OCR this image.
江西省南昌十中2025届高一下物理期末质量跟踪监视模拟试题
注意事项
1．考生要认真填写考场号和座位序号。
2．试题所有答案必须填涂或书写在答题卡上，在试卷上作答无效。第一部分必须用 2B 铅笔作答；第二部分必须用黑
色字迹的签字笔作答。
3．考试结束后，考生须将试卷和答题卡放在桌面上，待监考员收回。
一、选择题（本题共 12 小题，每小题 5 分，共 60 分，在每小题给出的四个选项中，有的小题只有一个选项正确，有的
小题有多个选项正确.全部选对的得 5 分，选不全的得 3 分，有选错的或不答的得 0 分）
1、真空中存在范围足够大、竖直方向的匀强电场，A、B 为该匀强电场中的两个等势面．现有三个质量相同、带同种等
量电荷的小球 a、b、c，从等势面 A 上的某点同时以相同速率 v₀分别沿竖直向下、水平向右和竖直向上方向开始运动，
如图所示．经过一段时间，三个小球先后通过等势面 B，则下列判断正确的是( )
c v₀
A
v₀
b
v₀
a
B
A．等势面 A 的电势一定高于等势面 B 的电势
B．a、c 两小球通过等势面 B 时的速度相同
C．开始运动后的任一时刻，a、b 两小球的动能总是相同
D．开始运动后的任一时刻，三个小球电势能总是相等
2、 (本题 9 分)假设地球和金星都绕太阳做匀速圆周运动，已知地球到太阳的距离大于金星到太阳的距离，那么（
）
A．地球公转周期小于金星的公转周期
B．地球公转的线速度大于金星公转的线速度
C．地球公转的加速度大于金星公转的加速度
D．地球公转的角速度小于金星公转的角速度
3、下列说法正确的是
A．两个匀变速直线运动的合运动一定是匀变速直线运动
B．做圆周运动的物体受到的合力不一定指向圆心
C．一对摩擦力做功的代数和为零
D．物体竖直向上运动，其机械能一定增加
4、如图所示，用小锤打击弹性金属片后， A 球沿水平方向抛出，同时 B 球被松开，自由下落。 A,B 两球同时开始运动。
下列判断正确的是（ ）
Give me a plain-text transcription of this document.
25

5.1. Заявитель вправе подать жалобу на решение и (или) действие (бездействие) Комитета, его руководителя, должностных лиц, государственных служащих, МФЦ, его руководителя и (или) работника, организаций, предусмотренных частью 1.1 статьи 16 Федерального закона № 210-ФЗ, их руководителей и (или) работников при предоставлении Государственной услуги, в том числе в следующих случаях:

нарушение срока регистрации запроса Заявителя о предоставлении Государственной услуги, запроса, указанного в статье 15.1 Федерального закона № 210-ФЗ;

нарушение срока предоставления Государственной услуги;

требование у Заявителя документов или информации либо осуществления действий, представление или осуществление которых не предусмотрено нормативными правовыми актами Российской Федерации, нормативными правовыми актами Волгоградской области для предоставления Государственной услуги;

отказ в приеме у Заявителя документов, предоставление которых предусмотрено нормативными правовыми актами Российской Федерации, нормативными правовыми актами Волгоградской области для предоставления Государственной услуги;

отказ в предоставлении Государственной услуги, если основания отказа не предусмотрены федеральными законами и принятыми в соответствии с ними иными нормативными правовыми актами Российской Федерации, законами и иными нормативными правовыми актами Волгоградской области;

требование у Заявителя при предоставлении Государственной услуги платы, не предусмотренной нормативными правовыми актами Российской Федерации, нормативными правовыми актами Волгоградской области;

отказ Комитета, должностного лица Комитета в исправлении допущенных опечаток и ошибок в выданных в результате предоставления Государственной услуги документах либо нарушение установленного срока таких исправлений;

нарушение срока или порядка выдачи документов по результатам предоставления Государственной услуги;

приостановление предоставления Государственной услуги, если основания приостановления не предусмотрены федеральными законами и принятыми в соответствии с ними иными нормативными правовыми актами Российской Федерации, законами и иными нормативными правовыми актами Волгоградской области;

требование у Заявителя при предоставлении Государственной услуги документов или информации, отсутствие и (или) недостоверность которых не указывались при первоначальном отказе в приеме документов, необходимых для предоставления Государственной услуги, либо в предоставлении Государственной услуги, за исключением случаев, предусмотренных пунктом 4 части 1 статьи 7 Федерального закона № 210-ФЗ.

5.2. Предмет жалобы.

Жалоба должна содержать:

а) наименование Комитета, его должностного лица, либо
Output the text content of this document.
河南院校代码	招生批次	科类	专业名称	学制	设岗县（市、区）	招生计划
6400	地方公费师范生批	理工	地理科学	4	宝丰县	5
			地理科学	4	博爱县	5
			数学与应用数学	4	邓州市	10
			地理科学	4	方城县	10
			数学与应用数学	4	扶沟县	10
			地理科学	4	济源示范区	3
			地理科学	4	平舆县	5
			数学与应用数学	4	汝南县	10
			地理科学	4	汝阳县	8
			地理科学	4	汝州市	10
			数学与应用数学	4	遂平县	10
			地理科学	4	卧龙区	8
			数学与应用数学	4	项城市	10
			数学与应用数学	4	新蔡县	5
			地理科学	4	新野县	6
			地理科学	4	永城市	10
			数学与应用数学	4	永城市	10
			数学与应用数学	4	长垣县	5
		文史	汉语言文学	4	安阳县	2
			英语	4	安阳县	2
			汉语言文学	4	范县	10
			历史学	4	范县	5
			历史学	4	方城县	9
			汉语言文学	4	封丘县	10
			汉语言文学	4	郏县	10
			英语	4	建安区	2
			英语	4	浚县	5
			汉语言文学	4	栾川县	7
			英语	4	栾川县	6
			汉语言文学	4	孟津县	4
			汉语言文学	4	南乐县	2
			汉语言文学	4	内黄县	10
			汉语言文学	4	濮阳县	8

============================================================

What you are asked to do:
Write each line above out exactly.

Written solution:
OCR this image.
江西省南昌十中2025届高一下物理期末质量跟踪监视模拟试题
注意事项
1．考生要认真填写考场号和座位序号。
2．试题所有答案必须填涂或书写在答题卡上，在试卷上作答无效。第一部分必须用 2B 铅笔作答；第二部分必须用黑
色字迹的签字笔作答。
3．考试结束后，考生须将试卷和答题卡放在桌面上，待监考员收回。
一、选择题（本题共 12 小题，每小题 5 分，共 60 分，在每小题给出的四个选项中，有的小题只有一个选项正确，有的
小题有多个选项正确.全部选对的得 5 分，选不全的得 3 分，有选错的或不答的得 0 分）
1、真空中存在范围足够大、竖直方向的匀强电场，A、B 为该匀强电场中的两个等势面．现有三个质量相同、带同种等
量电荷的小球 a、b、c，从等势面 A 上的某点同时以相同速率 v₀分别沿竖直向下、水平向右和竖直向上方向开始运动，
如图所示．经过一段时间，三个小球先后通过等势面 B，则下列判断正确的是( )
c v₀
A
v₀
b
v₀
a
B
A．等势面 A 的电势一定高于等势面 B 的电势
B．a、c 两小球通过等势面 B 时的速度相同
C．开始运动后的任一时刻，a、b 两小球的动能总是相同
D．开始运动后的任一时刻，三个小球电势能总是相等
2、 (本题 9 分)假设地球和金星都绕太阳做匀速圆周运动，已知地球到太阳的距离大于金星到太阳的距离，那么（
）
A．地球公转周期小于金星的公转周期
B．地球公转的线速度大于金星公转的线速度
C．地球公转的加速度大于金星公转的加速度
D．地球公转的角速度小于金星公转的角速度
3、下列说法正确的是
A．两个匀变速直线运动的合运动一定是匀变速直线运动
B．做圆周运动的物体受到的合力不一定指向圆心
C．一对摩擦力做功的代数和为零
D．物体竖直向上运动，其机械能一定增加
4、如图所示，用小锤打击弹性金属片后， A 球沿水平方向抛出，同时 B 球被松开，自由下落。 A,B 两球同时开始运动。
下列判断正确的是（ ）
Give me a plain-text transcription of this document.
25

5.1. Заявитель вправе подать жалобу на решение и (или) действие (бездействие) Комитета, его руководителя, должностных лиц, государственных служащих, МФЦ, его руководителя и (или) работника, организаций, предусмотренных частью 1.1 статьи 16 Федерального закона № 210-ФЗ, их руководителей и (или) работников при предоставлении Государственной услуги, в том числе в следующих случаях:

нарушение срока регистрации запроса Заявителя о предоставлении Государственной услуги, запроса, указанного в статье 15.1 Федерального закона № 210-ФЗ;

нарушение срока предоставления Государственной услуги;

требование у Заявителя документов или информации либо осуществления действий, представление или осуществление которых не предусмотрено нормативными правовыми актами Российской Федерации, нормативными правовыми актами Волгоградской области для предоставления Государственной услуги;

отказ в приеме у Заявителя документов, предоставление которых предусмотрено нормативными правовыми актами Российской Федерации, нормативными правовыми актами Волгоградской области для предоставления Государственной услуги;

отказ в предоставлении Государственной услуги, если основания отказа не предусмотрены федеральными законами и принятыми в соответствии с ними иными нормативными правовыми актами Российской Федерации, законами и иными нормативными правовыми актами Волгоградской области;

требование у Заявителя при предоставлении Государственной услуги платы, не предусмотренной нормативными правовыми актами Российской Федерации, нормативными правовыми актами Волгоградской области;

отказ Комитета, должностного лица Комитета в исправлении допущенных опечаток и ошибок в выданных в результате предоставления Государственной услуги документах либо нарушение установленного срока таких исправлений;

нарушение срока или порядка выдачи документов по результатам предоставления Государственной услуги;

приостановление предоставления Государственной услуги, если основания приостановления не предусмотрены федеральными законами и принятыми в соответствии с ними иными нормативными правовыми актами Российской Федерации, законами и иными нормативными правовыми актами Волгоградской области;

требование у Заявителя при предоставлении Государственной услуги документов или информации, отсутствие и (или) недостоверность которых не указывались при первоначальном отказе в приеме документов, необходимых для предоставления Государственной услуги, либо в предоставлении Государственной услуги, за исключением случаев, предусмотренных пунктом 4 части 1 статьи 7 Федерального закона № 210-ФЗ.

5.2. Предмет жалобы.

Жалоба должна содержать:

а) наименование Комитета, его должностного лица, либо
Output the text content of this document.
河南院校代码	招生批次	科类	专业名称	学制	设岗县（市、区）	招生计划
6400	地方公费师范生批	理工	地理科学	4	宝丰县	5
			地理科学	4	博爱县	5
			数学与应用数学	4	邓州市	10
			地理科学	4	方城县	10
			数学与应用数学	4	扶沟县	10
			地理科学	4	济源示范区	3
			地理科学	4	平舆县	5
			数学与应用数学	4	汝南县	10
			地理科学	4	汝阳县	8
			地理科学	4	汝州市	10
			数学与应用数学	4	遂平县	10
			地理科学	4	卧龙区	8
			数学与应用数学	4	项城市	10
			数学与应用数学	4	新蔡县	5
			地理科学	4	新野县	6
			地理科学	4	永城市	10
			数学与应用数学	4	永城市	10
			数学与应用数学	4	长垣县	5
		文史	汉语言文学	4	安阳县	2
			英语	4	安阳县	2
			汉语言文学	4	范县	10
			历史学	4	范县	5
			历史学	4	方城县	9
			汉语言文学	4	封丘县	10
			汉语言文学	4	郏县	10
			英语	4	建安区	2
			英语	4	浚县	5
			汉语言文学	4	栾川县	7
			英语	4	栾川县	6
			汉语言文学	4	孟津县	4
			汉语言文学	4	南乐县	2
			汉语言文学	4	内黄县	10
			汉语言文学	4	濮阳县	8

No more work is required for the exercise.